- _Requirement_:
Can all of these lines be returned exactly?

═══ Recorded data

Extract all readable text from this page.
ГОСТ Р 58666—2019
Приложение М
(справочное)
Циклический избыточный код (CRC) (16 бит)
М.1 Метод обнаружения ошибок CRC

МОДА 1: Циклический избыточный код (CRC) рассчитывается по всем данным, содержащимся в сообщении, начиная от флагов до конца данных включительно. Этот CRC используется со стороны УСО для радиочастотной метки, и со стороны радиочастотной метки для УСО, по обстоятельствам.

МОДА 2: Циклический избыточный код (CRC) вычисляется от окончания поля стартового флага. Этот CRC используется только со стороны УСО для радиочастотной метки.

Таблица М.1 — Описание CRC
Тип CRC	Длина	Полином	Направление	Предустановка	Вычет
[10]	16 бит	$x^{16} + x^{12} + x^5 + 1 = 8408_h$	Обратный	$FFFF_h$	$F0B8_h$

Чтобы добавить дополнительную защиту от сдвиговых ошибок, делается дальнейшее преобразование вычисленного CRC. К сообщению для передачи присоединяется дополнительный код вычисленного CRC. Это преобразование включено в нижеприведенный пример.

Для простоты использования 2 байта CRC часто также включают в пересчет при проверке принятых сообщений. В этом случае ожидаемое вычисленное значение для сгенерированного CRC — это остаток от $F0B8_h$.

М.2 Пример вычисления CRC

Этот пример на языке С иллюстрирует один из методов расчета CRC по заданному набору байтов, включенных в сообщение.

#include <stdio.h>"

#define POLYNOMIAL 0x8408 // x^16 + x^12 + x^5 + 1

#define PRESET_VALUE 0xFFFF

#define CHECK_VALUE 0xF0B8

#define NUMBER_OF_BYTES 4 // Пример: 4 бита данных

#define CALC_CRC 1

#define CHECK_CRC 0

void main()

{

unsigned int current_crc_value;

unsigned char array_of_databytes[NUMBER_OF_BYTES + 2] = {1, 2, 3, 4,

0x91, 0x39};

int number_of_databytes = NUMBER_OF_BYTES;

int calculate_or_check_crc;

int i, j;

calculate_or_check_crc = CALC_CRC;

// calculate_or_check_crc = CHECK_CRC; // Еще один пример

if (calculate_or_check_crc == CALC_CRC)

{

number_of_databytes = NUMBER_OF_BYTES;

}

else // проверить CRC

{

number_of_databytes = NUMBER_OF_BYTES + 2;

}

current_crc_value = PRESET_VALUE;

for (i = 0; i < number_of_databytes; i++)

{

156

══════

- _Exercise output_:
Extract all readable text from this page.
ГОСТ Р 58666—2019
Приложение М
(справочное)
Циклический избыточный код (CRC) (16 бит)
М.1 Метод обнаружения ошибок CRC

МОДА 1: Циклический избыточный код (CRC) рассчитывается по всем данным, содержащимся в сообщении, начиная от флагов до конца данных включительно. Этот CRC используется со стороны УСО для радиочастотной метки, и со стороны радиочастотной метки для УСО, по обстоятельствам.

МОДА 2: Циклический избыточный код (CRC) вычисляется от окончания поля стартового флага. Этот CRC используется только со стороны УСО для радиочастотной метки.

Таблица М.1 — Описание CRC
Тип CRC	Длина	Полином	Направление	Предустановка	Вычет
[10]	16 бит	$x^{16} + x^{12} + x^5 + 1 = 8408_h$	Обратный	$FFFF_h$	$F0B8_h$

Чтобы добавить дополнительную защиту от сдвиговых ошибок, делается дальнейшее преобразование вычисленного CRC. К сообщению для передачи присоединяется дополнительный код вычисленного CRC. Это преобразование включено в нижеприведенный пример.

Для простоты использования 2 байта CRC часто также включают в пересчет при проверке принятых сообщений. В этом случае ожидаемое вычисленное значение для сгенерированного CRC — это остаток от $F0B8_h$.

М.2 Пример вычисления CRC

Этот пример на языке С иллюстрирует один из методов расчета CRC по заданному набору байтов, включенных в сообщение.

#include <stdio.h>"

#define POLYNOMIAL 0x8408 // x^16 + x^12 + x^5 + 1

#define PRESET_VALUE 0xFFFF

#define CHECK_VALUE 0xF0B8

#define NUMBER_OF_BYTES 4 // Пример: 4 бита данных

#define CALC_CRC 1

#define CHECK_CRC 0

void main()

{

unsigned int current_crc_value;

unsigned char array_of_databytes[NUMBER_OF_BYTES + 2] = {1, 2, 3, 4,

0x91, 0x39};

int number_of_databytes = NUMBER_OF_BYTES;

int calculate_or_check_crc;

int i, j;

calculate_or_check_crc = CALC_CRC;

// calculate_or_check_crc = CHECK_CRC; // Еще один пример

if (calculate_or_check_crc == CALC_CRC)

{

number_of_databytes = NUMBER_OF_BYTES;

}

else // проверить CRC

{

number_of_databytes = NUMBER_OF_BYTES + 2;

}

current_crc_value = PRESET_VALUE;

for (i = 0; i < number_of_databytes; i++)

{

156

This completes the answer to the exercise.